__Given exercise__. Search the records that follow and extract every line containing the string "name".

····················

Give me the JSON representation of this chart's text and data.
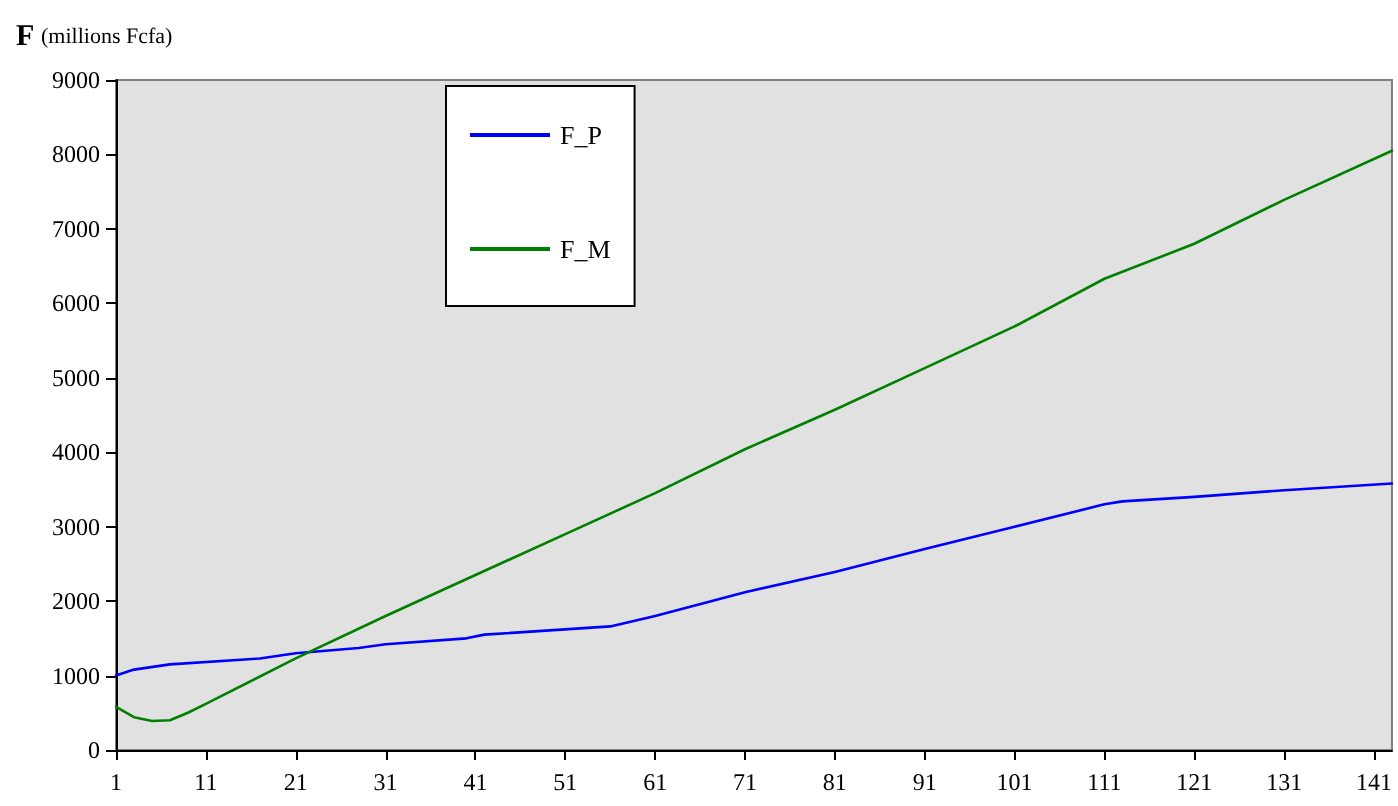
{
  "chart_data": {
    "type": "line",
    "ylabel": "F (millions Fcfa)",
    "xlim": [
      1,
      143
    ],
    "xticks": [
      1,
      11,
      21,
      31,
      41,
      51,
      61,
      71,
      81,
      91,
      101,
      111,
      121,
      131,
      141
    ],
    "ylim": [
      0,
      9000
    ],
    "yticks": [
      0,
      1000,
      2000,
      3000,
      4000,
      5000,
      6000,
      7000,
      8000,
      9000
    ],
    "grid": false,
    "legend": "top",
    "marker": "none",
    "line_style": "solid",
    "series": [
      {
        "name": "F_P",
        "color": "#0000ff",
        "x": [
          1,
          3,
          7,
          17,
          21,
          28,
          31,
          40,
          42,
          56,
          61,
          71,
          81,
          91,
          101,
          111,
          113,
          121,
          131,
          143
        ],
        "values": [
          1000,
          1080,
          1150,
          1230,
          1300,
          1370,
          1420,
          1500,
          1550,
          1660,
          1800,
          2120,
          2390,
          2700,
          3000,
          3300,
          3340,
          3400,
          3490,
          3580
        ]
      },
      {
        "name": "F_M",
        "color": "#008000",
        "x": [
          1,
          3,
          5,
          7,
          9,
          11,
          21,
          31,
          41,
          51,
          61,
          71,
          81,
          91,
          101,
          111,
          121,
          131,
          143
        ],
        "values": [
          580,
          440,
          390,
          400,
          500,
          620,
          1230,
          1800,
          2350,
          2900,
          3450,
          4040,
          4570,
          5130,
          5690,
          6330,
          6800,
          7390,
          8050
        ]
      }
    ]
  }
}
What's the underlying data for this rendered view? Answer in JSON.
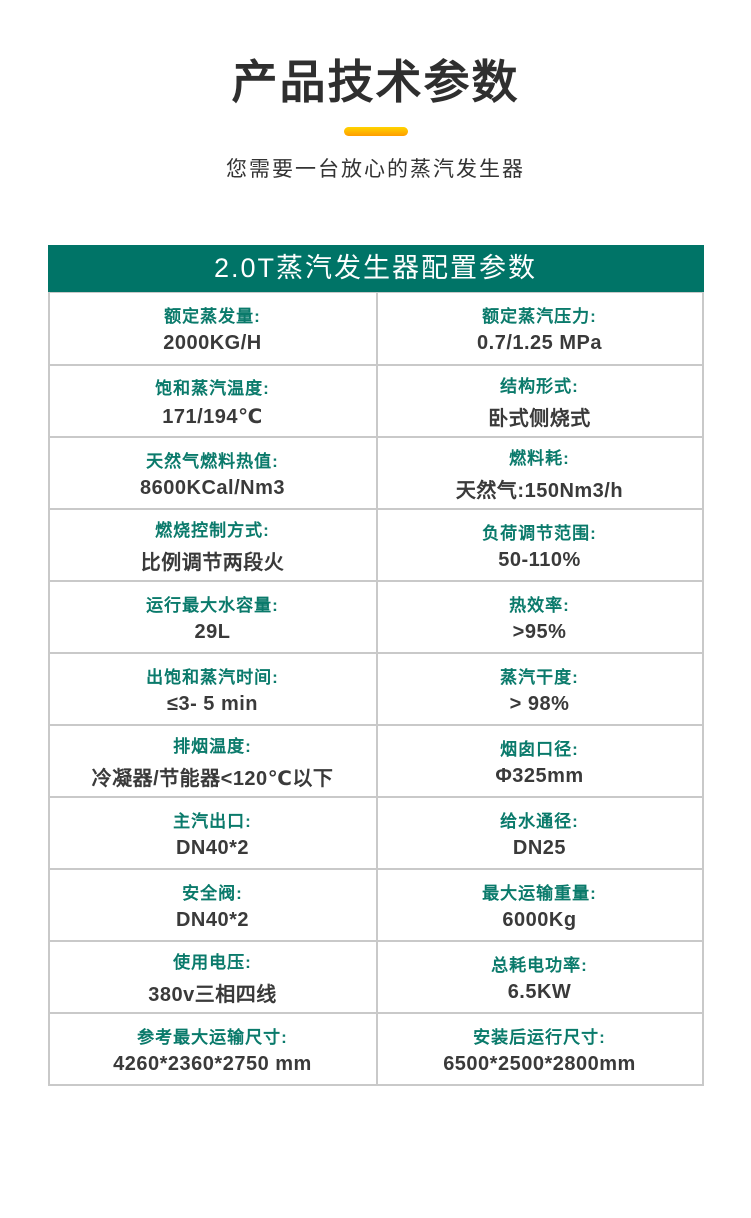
{
  "page": {
    "title": "产品技术参数",
    "subtitle": "您需要一台放心的蒸汽发生器"
  },
  "colors": {
    "header_bg": "#007467",
    "label": "#0a7a6b",
    "value": "#3a3a3a",
    "border": "#c9c9c9",
    "accent_top": "#ffd400",
    "accent_bottom": "#ff9d00",
    "title_text": "#2f2f2f"
  },
  "table": {
    "header": "2.0T蒸汽发生器配置参数",
    "rows": [
      {
        "left": {
          "label": "额定蒸发量:",
          "value": "2000KG/H"
        },
        "right": {
          "label": "额定蒸汽压力:",
          "value": "0.7/1.25 MPa"
        }
      },
      {
        "left": {
          "label": "饱和蒸汽温度:",
          "value": "171/194℃"
        },
        "right": {
          "label": "结构形式:",
          "value": "卧式侧烧式"
        }
      },
      {
        "left": {
          "label": "天然气燃料热值:",
          "value": "8600KCal/Nm3"
        },
        "right": {
          "label": "燃料耗:",
          "value": "天然气:150Nm3/h"
        }
      },
      {
        "left": {
          "label": "燃烧控制方式:",
          "value": "比例调节两段火"
        },
        "right": {
          "label": "负荷调节范围:",
          "value": "50-110%"
        }
      },
      {
        "left": {
          "label": "运行最大水容量:",
          "value": "29L"
        },
        "right": {
          "label": "热效率:",
          "value": ">95%"
        }
      },
      {
        "left": {
          "label": "出饱和蒸汽时间:",
          "value": "≤3- 5 min"
        },
        "right": {
          "label": "蒸汽干度:",
          "value": "> 98%"
        }
      },
      {
        "left": {
          "label": "排烟温度:",
          "value": "冷凝器/节能器<120℃以下"
        },
        "right": {
          "label": "烟囱口径:",
          "value": "Φ325mm"
        }
      },
      {
        "left": {
          "label": "主汽出口:",
          "value": "DN40*2"
        },
        "right": {
          "label": "给水通径:",
          "value": "DN25"
        }
      },
      {
        "left": {
          "label": "安全阀:",
          "value": "DN40*2"
        },
        "right": {
          "label": "最大运输重量:",
          "value": "6000Kg"
        }
      },
      {
        "left": {
          "label": "使用电压:",
          "value": "380v三相四线"
        },
        "right": {
          "label": "总耗电功率:",
          "value": "6.5KW"
        }
      },
      {
        "left": {
          "label": "参考最大运输尺寸:",
          "value": "4260*2360*2750 mm"
        },
        "right": {
          "label": "安装后运行尺寸:",
          "value": "6500*2500*2800mm"
        }
      }
    ]
  }
}
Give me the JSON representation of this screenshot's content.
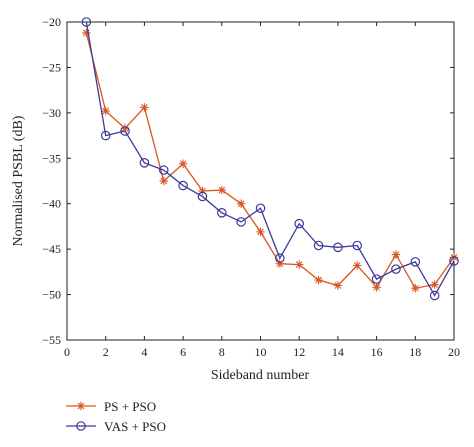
{
  "chart_data": {
    "type": "line",
    "title": "",
    "xlabel": "Sideband number",
    "ylabel": "Normalised PSBL (dB)",
    "xlim": [
      0,
      20
    ],
    "ylim": [
      -55,
      -20
    ],
    "xticks": [
      0,
      2,
      4,
      6,
      8,
      10,
      12,
      14,
      16,
      18,
      20
    ],
    "yticks": [
      -20,
      -25,
      -30,
      -35,
      -40,
      -45,
      -50,
      -55
    ],
    "grid": false,
    "legend_position": "bottom-left-outside",
    "x": [
      1,
      2,
      3,
      4,
      5,
      6,
      7,
      8,
      9,
      10,
      11,
      12,
      13,
      14,
      15,
      16,
      17,
      18,
      19,
      20
    ],
    "series": [
      {
        "name": "PS + PSO",
        "color": "#d9541e",
        "marker": "asterisk",
        "values": [
          -21.2,
          -29.8,
          -31.7,
          -29.4,
          -37.5,
          -35.6,
          -38.6,
          -38.5,
          -40.0,
          -43.1,
          -46.6,
          -46.7,
          -48.4,
          -49.0,
          -46.8,
          -49.2,
          -45.6,
          -49.3,
          -48.9,
          -45.9
        ]
      },
      {
        "name": "VAS + PSO",
        "color": "#3b3b9a",
        "marker": "circle",
        "values": [
          -20.0,
          -32.5,
          -32.0,
          -35.5,
          -36.3,
          -38.0,
          -39.2,
          -41.0,
          -42.0,
          -40.5,
          -46.0,
          -42.2,
          -44.6,
          -44.8,
          -44.6,
          -48.3,
          -47.2,
          -46.4,
          -50.1,
          -46.3
        ]
      }
    ]
  }
}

····················

__Full answer__.
        "name": "F_P",
        "name": "F_M",
        "name": "PS + PSO",
        "name": "VAS + PSO",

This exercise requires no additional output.